Written instruction:
In the letter to the editor below, where was the writer when a speaker pointed out how many gay people had been killed on Sept. 11?

Source document:

Magazine article American Theatre

Similarities, Not Differences. (Letters to the Editor)

Magazine article American Theatre

Similarities, Not Differences. (Letters to the Editor)

Article excerpt

Exactly one month after Sept. 11 ("The View from Here," Sept. '02), during a sermon at our Unitarian church, my wife and I were reminded by a speaker just how many gay people had been killed that horrible day. We were disheartened. For one bittersweet month, we'd felt as though, finally, we were all inhabiting the same world. Gay, straight, Caucasian, African American, Hispanic, Asian, Swedish, Middle Eastern--everyone had been killed that day.

Now we are being urged back into an all-too-familiar tribalism.

That divisive tribalism, I believe, is one of the biggest problems facing the theatre today. If audiences were becoming more diverse, along with playwrights, I probably wouldn't have a leg to stand on. But, arguably, they're not. The affluent go to the theatre--mostly the older affluent.

Given information:

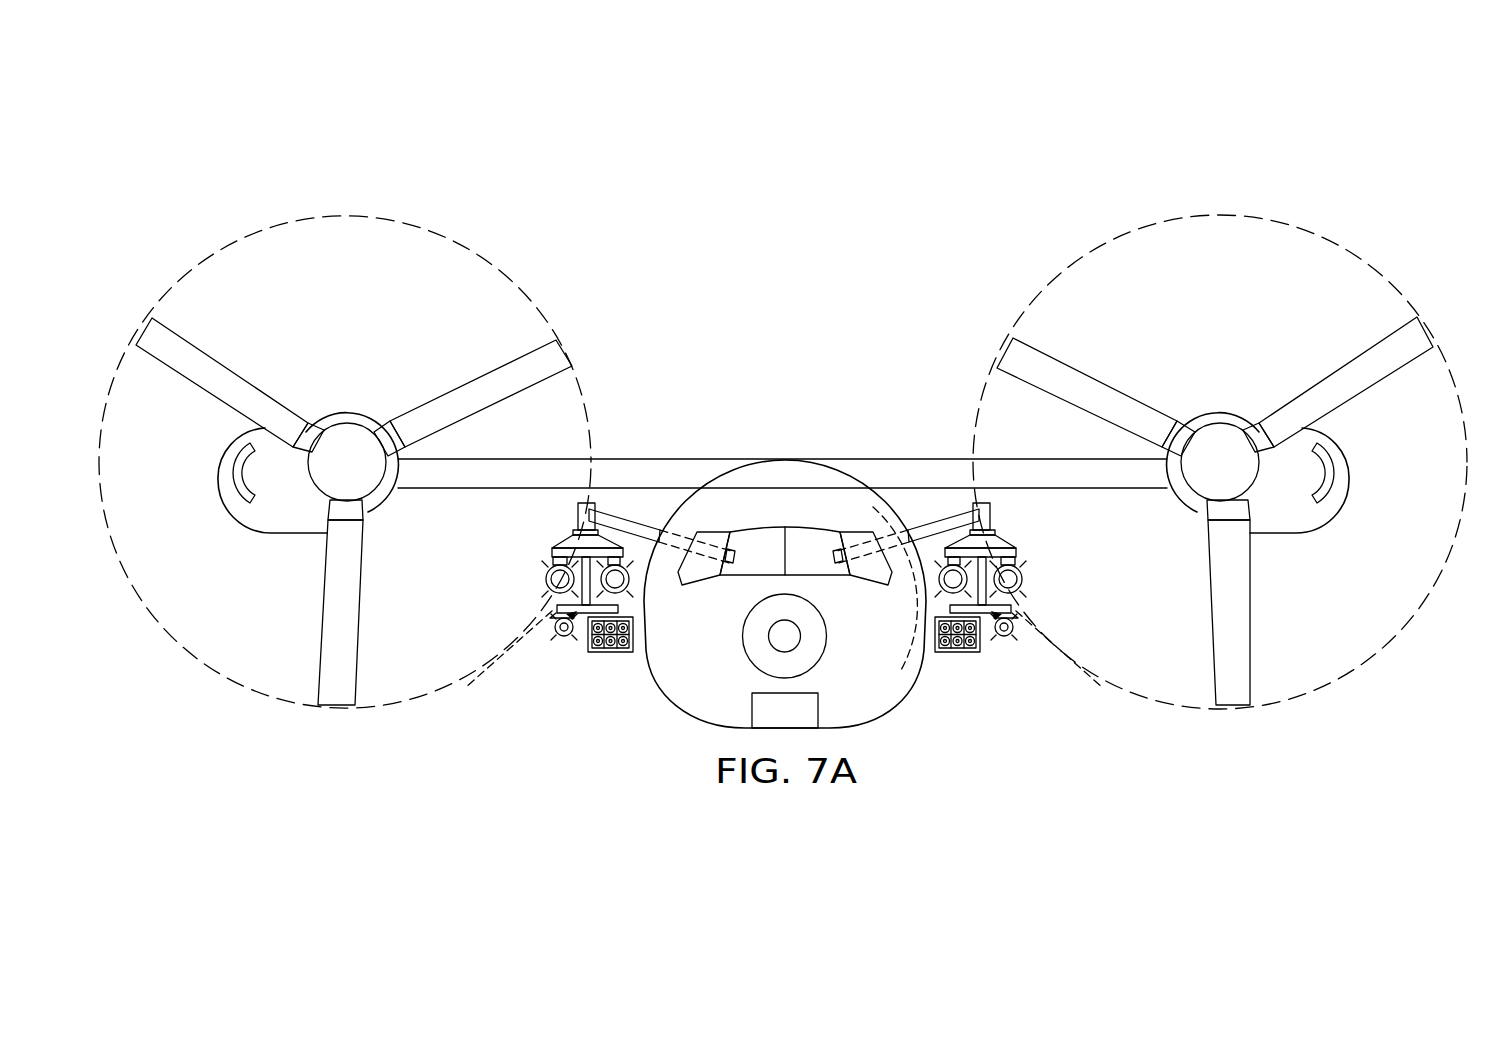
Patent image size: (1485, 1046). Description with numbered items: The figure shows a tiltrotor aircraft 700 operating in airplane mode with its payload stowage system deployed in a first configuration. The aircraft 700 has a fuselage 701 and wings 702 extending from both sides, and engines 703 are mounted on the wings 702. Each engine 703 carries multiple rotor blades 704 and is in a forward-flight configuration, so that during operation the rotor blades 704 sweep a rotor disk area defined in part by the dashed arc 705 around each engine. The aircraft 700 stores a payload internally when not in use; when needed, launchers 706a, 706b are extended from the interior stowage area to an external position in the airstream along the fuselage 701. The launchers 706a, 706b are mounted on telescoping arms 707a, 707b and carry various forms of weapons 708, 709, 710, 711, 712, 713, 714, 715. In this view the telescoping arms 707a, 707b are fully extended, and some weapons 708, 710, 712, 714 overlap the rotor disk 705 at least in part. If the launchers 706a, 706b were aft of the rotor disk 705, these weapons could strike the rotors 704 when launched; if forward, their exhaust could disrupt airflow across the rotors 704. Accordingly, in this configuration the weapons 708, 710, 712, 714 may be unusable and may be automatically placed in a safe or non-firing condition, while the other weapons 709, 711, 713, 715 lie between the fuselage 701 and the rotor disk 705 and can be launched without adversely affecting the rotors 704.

The aircraft 700 is at (595, 202).
The fuselage 701 is at (885, 713).
The wings 702 is at (569, 459).
The engines 703 is at (281, 522).
The rotor blades 704 is at (241, 380).
The arc 705 is at (282, 219).
The launcher 706a is at (535, 543).
The launcher 706b is at (1035, 543).
The telescoping arm 707a is at (597, 505).
The telescoping arm 707b is at (973, 505).
The weapon 708 is at (546, 578).
The weapon 709 is at (629, 580).
The weapon 710 is at (564, 639).
The weapon 711 is at (615, 653).
The weapon 712 is at (1024, 578).
The weapon 713 is at (939, 580).
The weapon 714 is at (1004, 639).
The weapon 715 is at (953, 653).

Reply to the exercise:
During a sermon at the writer's Unitarian church.